- _Exercise brief_
Take every line from the material that has the word "Baby" in it.

- _Information provided_
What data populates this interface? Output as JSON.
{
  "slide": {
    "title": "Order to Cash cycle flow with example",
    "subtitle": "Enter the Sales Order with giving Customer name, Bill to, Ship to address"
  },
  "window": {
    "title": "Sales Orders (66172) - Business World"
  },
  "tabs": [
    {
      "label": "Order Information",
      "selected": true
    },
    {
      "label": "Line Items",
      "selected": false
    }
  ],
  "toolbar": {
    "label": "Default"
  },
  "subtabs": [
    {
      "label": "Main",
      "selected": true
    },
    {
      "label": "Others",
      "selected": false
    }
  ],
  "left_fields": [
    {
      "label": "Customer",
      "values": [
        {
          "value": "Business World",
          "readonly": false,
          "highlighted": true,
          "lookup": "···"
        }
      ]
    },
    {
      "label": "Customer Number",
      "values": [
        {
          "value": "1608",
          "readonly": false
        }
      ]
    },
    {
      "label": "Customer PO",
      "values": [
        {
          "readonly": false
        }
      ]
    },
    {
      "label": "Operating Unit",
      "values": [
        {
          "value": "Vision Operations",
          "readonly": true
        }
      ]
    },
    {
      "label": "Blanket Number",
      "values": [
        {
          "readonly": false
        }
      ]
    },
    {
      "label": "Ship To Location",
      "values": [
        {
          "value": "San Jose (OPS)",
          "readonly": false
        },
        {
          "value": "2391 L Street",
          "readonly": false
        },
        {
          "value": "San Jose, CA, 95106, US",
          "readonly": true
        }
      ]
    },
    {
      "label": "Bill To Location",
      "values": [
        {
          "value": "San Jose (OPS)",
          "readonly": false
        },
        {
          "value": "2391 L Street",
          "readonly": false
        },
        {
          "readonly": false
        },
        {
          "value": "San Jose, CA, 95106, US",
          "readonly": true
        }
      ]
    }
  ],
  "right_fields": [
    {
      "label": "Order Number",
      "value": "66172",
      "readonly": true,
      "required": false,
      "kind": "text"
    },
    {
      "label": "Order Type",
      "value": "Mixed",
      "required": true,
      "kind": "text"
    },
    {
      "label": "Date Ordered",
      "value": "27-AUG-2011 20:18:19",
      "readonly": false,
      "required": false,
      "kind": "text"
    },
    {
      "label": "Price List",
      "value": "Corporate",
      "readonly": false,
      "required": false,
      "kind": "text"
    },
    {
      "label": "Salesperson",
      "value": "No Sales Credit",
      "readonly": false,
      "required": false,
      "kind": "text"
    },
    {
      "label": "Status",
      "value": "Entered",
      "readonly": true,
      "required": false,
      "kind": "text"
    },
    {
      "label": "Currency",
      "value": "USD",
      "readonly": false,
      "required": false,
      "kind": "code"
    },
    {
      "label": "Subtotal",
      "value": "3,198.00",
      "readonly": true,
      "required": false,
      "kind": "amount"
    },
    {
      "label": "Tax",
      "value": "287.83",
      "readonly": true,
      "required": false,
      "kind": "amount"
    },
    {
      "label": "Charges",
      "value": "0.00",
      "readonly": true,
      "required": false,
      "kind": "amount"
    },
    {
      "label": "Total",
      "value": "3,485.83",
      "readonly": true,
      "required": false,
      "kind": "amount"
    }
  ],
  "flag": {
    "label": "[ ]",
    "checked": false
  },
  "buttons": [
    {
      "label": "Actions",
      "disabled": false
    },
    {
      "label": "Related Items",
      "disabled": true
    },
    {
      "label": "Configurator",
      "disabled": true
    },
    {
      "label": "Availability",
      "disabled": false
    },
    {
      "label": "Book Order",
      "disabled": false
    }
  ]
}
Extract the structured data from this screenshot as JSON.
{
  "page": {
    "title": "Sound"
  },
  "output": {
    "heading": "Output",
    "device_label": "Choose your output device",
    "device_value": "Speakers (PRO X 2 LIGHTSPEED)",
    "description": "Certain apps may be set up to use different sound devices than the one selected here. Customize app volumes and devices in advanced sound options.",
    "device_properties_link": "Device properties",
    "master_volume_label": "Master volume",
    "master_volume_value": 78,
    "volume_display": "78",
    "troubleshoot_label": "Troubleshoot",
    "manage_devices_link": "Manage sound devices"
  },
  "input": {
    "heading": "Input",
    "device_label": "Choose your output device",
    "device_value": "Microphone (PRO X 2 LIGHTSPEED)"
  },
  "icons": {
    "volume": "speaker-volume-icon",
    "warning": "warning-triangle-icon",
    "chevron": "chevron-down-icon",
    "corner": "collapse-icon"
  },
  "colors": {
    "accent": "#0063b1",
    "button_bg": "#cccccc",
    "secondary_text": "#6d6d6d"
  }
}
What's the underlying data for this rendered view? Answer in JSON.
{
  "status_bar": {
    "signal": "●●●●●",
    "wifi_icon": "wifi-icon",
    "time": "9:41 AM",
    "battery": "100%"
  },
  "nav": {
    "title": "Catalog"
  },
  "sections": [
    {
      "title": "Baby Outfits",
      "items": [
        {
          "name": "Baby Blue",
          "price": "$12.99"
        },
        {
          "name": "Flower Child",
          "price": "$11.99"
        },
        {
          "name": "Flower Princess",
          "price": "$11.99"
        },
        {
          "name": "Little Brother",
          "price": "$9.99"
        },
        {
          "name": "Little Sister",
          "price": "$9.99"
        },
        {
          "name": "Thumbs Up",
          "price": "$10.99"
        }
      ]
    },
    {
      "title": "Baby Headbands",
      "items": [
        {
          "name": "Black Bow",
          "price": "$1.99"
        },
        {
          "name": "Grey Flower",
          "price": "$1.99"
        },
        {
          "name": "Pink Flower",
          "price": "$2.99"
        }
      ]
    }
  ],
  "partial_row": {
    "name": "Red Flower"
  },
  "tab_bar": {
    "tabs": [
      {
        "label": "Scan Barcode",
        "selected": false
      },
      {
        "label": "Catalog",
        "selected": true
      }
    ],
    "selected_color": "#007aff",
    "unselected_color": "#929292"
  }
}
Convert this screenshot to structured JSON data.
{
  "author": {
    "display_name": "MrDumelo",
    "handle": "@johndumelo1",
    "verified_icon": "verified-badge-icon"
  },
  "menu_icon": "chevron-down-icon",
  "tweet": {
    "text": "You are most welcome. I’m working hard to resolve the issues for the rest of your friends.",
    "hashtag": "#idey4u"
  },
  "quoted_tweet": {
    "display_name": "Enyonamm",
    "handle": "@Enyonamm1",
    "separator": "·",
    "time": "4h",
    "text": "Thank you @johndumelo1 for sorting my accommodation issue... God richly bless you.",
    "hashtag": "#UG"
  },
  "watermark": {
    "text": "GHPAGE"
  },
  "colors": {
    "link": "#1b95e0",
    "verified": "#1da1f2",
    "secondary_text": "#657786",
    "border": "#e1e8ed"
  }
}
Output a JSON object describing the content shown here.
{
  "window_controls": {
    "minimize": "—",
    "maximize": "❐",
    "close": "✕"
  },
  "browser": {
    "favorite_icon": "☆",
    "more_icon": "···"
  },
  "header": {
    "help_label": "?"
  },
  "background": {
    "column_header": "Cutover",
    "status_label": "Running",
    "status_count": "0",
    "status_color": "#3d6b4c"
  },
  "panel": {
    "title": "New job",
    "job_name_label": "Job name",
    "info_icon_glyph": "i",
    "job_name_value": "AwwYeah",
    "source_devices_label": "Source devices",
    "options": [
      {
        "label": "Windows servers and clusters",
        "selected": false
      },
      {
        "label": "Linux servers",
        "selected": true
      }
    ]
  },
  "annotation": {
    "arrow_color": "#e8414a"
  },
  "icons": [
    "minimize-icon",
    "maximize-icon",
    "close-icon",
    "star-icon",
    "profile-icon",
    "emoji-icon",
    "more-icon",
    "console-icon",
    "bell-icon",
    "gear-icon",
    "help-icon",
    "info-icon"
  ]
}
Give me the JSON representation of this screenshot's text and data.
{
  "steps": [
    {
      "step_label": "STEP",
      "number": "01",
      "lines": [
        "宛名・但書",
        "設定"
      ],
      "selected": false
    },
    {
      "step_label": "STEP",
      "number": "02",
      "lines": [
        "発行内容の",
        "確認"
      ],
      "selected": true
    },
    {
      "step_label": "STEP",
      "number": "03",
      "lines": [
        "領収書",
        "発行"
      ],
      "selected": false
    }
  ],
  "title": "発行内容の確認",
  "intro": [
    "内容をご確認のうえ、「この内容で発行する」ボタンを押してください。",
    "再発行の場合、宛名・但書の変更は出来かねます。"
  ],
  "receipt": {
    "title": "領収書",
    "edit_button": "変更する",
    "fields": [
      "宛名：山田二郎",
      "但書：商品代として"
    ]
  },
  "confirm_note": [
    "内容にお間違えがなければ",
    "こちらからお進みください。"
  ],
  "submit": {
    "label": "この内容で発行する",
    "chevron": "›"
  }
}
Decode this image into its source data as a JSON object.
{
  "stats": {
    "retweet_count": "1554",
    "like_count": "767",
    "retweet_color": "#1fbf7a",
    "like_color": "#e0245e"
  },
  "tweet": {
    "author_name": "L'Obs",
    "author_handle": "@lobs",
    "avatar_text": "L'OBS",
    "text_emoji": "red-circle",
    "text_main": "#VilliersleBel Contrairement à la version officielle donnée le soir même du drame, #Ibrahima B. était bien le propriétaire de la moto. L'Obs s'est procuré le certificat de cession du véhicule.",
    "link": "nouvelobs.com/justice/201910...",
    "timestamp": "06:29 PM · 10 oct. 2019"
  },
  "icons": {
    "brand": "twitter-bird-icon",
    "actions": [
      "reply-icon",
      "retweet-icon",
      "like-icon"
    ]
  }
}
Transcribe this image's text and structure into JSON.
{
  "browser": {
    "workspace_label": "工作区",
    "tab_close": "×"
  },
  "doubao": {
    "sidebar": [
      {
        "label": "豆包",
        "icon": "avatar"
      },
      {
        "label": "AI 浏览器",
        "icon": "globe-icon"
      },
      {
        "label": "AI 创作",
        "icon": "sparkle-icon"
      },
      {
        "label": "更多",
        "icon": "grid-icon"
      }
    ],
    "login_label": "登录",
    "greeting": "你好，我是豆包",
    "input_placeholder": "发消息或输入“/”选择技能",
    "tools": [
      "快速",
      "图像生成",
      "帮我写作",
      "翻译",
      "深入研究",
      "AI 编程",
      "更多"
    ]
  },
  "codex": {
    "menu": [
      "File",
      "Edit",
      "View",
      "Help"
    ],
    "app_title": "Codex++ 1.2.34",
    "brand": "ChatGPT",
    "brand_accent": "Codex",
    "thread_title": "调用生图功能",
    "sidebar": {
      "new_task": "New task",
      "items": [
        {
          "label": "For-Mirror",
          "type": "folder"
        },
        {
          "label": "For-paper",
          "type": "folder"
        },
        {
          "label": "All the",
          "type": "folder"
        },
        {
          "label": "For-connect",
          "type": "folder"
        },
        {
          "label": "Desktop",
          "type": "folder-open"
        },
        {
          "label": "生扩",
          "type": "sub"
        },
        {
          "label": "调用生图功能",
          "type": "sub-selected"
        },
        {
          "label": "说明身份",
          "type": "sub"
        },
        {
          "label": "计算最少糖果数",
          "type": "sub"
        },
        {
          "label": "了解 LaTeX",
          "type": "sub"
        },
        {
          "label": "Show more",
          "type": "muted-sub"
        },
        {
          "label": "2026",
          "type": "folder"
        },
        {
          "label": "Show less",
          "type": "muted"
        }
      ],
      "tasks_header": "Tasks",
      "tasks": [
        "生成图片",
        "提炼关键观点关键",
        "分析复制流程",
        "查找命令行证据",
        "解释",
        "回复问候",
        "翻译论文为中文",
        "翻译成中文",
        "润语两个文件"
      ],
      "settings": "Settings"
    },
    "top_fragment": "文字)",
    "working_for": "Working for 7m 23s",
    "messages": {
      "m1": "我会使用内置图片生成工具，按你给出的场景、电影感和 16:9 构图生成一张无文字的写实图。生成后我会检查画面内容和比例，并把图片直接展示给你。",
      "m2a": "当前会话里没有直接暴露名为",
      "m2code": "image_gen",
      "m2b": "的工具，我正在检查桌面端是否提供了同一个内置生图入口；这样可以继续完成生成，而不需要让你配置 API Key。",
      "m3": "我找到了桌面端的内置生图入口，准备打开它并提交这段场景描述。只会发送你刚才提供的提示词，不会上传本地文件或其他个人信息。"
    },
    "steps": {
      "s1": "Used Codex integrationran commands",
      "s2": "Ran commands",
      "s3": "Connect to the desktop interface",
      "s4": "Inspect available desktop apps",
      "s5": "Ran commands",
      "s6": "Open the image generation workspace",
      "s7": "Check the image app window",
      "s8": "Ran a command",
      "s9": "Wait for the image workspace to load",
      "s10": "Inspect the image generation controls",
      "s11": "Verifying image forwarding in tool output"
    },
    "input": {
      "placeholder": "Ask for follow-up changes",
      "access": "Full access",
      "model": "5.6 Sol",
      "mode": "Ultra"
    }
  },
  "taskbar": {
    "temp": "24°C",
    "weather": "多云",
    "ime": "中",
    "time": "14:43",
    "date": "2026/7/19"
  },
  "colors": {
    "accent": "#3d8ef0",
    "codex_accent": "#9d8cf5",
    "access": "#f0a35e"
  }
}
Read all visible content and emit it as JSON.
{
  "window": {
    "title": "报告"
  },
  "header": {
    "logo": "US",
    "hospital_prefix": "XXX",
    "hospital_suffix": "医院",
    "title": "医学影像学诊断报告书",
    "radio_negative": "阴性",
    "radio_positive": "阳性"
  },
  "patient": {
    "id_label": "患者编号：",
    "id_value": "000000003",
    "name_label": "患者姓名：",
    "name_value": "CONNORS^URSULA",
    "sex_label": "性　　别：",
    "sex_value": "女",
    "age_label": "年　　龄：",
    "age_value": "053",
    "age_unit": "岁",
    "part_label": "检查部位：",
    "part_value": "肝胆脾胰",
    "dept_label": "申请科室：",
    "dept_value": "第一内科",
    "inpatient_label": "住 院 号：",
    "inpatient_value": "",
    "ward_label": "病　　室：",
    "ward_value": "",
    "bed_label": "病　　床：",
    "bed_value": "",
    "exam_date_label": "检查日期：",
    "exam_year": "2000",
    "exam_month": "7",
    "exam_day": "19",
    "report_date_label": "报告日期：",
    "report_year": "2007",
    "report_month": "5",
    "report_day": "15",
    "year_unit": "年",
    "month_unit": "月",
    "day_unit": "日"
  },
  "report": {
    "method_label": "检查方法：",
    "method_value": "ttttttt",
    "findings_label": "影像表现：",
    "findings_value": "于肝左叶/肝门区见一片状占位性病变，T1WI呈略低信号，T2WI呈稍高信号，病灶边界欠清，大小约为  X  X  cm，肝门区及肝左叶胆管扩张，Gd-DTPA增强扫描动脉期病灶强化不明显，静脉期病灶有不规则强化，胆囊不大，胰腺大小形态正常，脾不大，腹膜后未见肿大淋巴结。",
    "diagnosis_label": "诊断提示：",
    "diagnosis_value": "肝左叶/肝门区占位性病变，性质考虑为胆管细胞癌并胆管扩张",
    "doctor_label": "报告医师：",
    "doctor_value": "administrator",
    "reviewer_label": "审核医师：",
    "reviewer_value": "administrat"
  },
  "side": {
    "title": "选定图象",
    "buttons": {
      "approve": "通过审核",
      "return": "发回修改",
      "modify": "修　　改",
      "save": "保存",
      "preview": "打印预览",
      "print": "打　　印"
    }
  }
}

- _Problem solution_
      "title": "Baby Outfits",
          "name": "Baby Blue",
      "title": "Baby Headbands",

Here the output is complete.